>> Begin Records shown

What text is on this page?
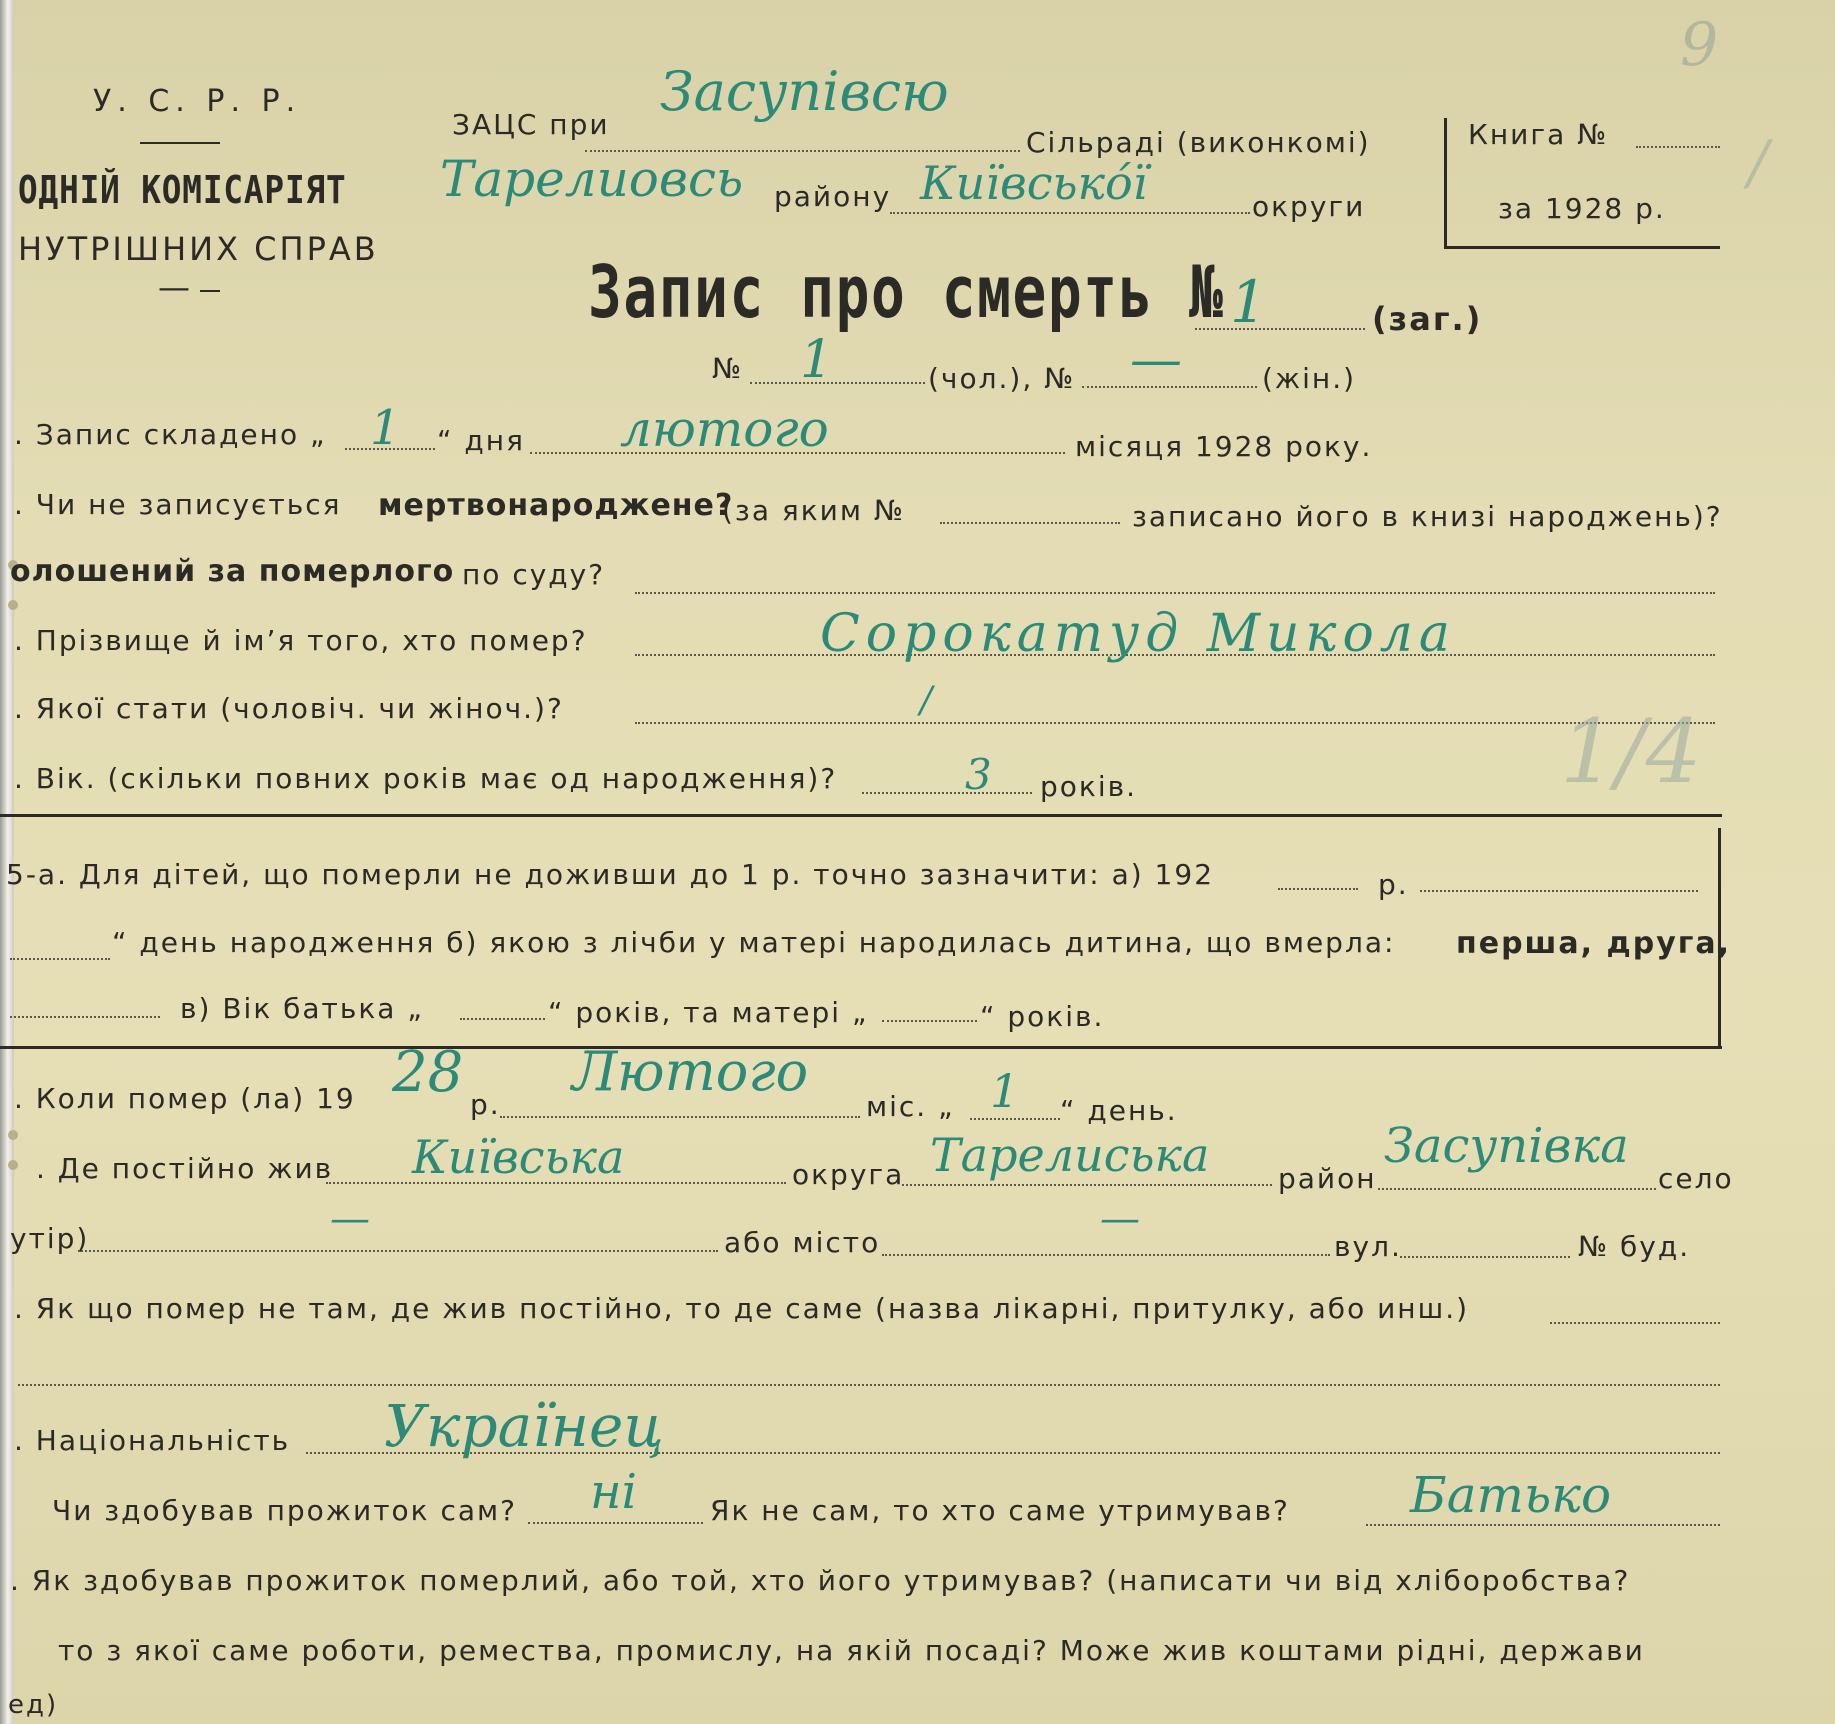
У. С. Р. Р.
ОДНІЙ КОМІСАРІЯТ
НУТРІШНИХ СПРАВ
—
ЗАЦС при
Засупівсю
Сільраді (виконкомі)
Тарелиовсь району Київсько́ї	округи
Книга №
за 1928 р.
9
/
Запис про смерть № 1	(заг.)
№ 1	(чол.), № —	(жін.)
. Запис складено „ 1 “ дня лютого	місяця 1928 року.
. Чи не записується мертвонароджене?
(за яким №	записано його в книзі народжень)?
олошений за померлого по суду?
. Прізвище й ім’я того, хто помер?	Сорокатуд Микола
. Якої стати (чоловіч. чи жіноч.)?	/
. Вік. (скільки повних років має од народження)?	3 років.	1/4
5-а. Для дітей, що померли не доживши до 1 р. точно зазначити: а) 192	р.
“ день народження б) якою з лічби у матері народилась дитина, що вмерла: перша, друга,
в) Вік батька „	“ років, та матері „	“ років.
. Коли помер (ла) 19 28 р.
Лютого
міс. „ 1 “ день.
. Де постійно жив Київська	округа Тарелиська район
Засупівка
село
утір)	—
або місто
—
вул.	№ буд.
. Як що помер не там, де жив постійно, то де саме (назва лікарні, притулку, або инш.)
. Національність Українец
Чи здобував прожиток сам? ні	Як не сам, то хто саме утримував? Батько
. Як здобував прожиток померлий, або той, хто його утримував? (написати чи від хліборобства?
то з якої саме роботи, ремества, промислу, на якій посаді? Може жив коштами рідні, держави
ед)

>> End Records shown

Locate the word "народження" in the entries, and copy every line where it is found.

. Вік. (скільки повних років має од народження)?	3 років.	1/4
“ день народження б) якою з лічби у матері народилась дитина, що вмерла: перша, друга,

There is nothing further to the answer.